Every line of the records below should be restated exactly.
[start]
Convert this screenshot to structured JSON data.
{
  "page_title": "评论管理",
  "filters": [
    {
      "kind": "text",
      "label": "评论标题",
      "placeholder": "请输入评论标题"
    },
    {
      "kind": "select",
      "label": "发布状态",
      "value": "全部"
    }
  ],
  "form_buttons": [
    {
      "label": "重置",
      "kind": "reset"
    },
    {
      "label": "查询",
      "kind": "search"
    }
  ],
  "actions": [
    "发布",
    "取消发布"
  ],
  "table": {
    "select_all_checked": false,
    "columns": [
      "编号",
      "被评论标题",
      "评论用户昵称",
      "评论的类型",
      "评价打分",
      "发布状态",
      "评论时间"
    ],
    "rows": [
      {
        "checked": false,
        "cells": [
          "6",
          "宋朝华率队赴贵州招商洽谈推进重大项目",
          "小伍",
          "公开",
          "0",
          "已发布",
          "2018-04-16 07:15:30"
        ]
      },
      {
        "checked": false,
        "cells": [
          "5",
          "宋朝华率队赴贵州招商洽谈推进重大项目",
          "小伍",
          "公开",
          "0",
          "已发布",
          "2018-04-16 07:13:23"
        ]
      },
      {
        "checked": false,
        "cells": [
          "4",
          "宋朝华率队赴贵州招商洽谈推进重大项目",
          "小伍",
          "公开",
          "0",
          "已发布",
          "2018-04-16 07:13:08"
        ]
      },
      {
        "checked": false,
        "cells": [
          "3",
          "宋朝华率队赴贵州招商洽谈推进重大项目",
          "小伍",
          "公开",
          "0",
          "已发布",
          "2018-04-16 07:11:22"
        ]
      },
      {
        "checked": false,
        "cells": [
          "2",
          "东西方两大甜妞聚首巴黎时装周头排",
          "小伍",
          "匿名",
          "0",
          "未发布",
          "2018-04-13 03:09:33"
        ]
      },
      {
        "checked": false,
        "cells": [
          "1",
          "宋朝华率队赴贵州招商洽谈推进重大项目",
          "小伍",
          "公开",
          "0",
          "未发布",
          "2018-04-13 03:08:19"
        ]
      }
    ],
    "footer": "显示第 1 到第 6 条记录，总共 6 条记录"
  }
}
[end]
_OUTPUT FOR THIS TASK:_
Convert this screenshot to structured JSON data.
{
  "page_title": "评论管理",
  "filters": [
    {
      "kind": "text",
      "label": "评论标题",
      "placeholder": "请输入评论标题"
    },
    {
      "kind": "select",
      "label": "发布状态",
      "value": "全部"
    }
  ],
  "form_buttons": [
    {
      "label": "重置",
      "kind": "reset"
    },
    {
      "label": "查询",
      "kind": "search"
    }
  ],
  "actions": [
    "发布",
    "取消发布"
  ],
  "table": {
    "select_all_checked": false,
    "columns": [
      "编号",
      "被评论标题",
      "评论用户昵称",
      "评论的类型",
      "评价打分",
      "发布状态",
      "评论时间"
    ],
    "rows": [
      {
        "checked": false,
        "cells": [
          "6",
          "宋朝华率队赴贵州招商洽谈推进重大项目",
          "小伍",
          "公开",
          "0",
          "已发布",
          "2018-04-16 07:15:30"
        ]
      },
      {
        "checked": false,
        "cells": [
          "5",
          "宋朝华率队赴贵州招商洽谈推进重大项目",
          "小伍",
          "公开",
          "0",
          "已发布",
          "2018-04-16 07:13:23"
        ]
      },
      {
        "checked": false,
        "cells": [
          "4",
          "宋朝华率队赴贵州招商洽谈推进重大项目",
          "小伍",
          "公开",
          "0",
          "已发布",
          "2018-04-16 07:13:08"
        ]
      },
      {
        "checked": false,
        "cells": [
          "3",
          "宋朝华率队赴贵州招商洽谈推进重大项目",
          "小伍",
          "公开",
          "0",
          "已发布",
          "2018-04-16 07:11:22"
        ]
      },
      {
        "checked": false,
        "cells": [
          "2",
          "东西方两大甜妞聚首巴黎时装周头排",
          "小伍",
          "匿名",
          "0",
          "未发布",
          "2018-04-13 03:09:33"
        ]
      },
      {
        "checked": false,
        "cells": [
          "1",
          "宋朝华率队赴贵州招商洽谈推进重大项目",
          "小伍",
          "公开",
          "0",
          "未发布",
          "2018-04-13 03:08:19"
        ]
      }
    ],
    "footer": "显示第 1 到第 6 条记录，总共 6 条记录"
  }
}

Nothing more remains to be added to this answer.